Search the material for the word "共有产权保障住房申请家庭登录公告" and report each line where it turns up.

^^^^

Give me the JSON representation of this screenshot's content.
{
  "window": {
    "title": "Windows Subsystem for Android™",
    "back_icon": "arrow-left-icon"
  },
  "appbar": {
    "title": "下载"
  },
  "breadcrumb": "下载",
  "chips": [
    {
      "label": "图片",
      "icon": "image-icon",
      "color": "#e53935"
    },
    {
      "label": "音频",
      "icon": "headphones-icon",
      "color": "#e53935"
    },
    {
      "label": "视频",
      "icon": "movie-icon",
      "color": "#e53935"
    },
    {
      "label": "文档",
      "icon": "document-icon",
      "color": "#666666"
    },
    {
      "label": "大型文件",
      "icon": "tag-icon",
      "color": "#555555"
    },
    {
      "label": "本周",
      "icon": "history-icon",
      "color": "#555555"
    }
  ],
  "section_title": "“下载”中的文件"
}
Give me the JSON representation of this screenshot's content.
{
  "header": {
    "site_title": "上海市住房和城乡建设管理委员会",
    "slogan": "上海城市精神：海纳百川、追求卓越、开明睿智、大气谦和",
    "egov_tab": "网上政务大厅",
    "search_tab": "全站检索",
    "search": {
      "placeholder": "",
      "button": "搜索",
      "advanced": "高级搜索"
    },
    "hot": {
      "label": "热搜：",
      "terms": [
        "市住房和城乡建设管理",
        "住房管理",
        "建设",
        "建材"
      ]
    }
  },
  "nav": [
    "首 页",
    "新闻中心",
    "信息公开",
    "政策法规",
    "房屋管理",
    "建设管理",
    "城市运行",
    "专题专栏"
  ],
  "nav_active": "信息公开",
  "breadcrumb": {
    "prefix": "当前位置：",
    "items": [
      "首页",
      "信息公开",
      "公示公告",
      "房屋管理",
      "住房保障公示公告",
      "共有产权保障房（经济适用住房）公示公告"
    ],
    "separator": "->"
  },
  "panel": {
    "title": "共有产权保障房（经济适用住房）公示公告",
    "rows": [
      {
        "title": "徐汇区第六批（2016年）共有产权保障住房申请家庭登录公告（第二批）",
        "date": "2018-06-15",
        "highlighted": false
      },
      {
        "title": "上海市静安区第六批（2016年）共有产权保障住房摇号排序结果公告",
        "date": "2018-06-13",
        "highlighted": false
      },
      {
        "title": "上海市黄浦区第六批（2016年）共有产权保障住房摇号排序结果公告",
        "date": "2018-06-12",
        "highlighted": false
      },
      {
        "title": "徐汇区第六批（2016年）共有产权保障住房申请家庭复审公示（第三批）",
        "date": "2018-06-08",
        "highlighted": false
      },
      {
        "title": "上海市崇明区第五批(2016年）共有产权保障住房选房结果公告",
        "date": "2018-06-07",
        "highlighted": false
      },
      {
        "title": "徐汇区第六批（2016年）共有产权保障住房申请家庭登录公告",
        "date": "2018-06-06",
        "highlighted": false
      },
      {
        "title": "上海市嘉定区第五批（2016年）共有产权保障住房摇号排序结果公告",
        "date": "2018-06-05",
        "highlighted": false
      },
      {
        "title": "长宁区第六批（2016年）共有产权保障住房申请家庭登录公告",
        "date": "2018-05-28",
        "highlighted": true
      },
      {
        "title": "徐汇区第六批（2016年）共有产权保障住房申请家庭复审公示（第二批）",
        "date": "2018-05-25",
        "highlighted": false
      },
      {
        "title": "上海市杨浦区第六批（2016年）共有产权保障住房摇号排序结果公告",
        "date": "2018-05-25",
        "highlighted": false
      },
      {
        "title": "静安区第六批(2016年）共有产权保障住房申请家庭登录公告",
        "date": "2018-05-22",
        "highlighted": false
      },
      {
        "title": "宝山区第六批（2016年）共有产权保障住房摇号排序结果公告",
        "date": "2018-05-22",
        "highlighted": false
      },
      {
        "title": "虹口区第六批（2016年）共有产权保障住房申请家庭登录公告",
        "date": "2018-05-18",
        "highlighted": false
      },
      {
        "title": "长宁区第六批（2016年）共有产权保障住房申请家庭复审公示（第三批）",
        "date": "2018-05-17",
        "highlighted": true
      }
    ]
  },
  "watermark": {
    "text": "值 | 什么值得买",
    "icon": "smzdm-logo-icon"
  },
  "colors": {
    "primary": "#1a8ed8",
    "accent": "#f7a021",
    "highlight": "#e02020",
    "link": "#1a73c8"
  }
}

^^^^

Answer
        "title": "徐汇区第六批（2016年）共有产权保障住房申请家庭登录公告（第二批）",
        "title": "徐汇区第六批（2016年）共有产权保障住房申请家庭登录公告",
        "title": "长宁区第六批（2016年）共有产权保障住房申请家庭登录公告",
        "title": "静安区第六批(2016年）共有产权保障住房申请家庭登录公告",
        "title": "虹口区第六批（2016年）共有产权保障住房申请家庭登录公告",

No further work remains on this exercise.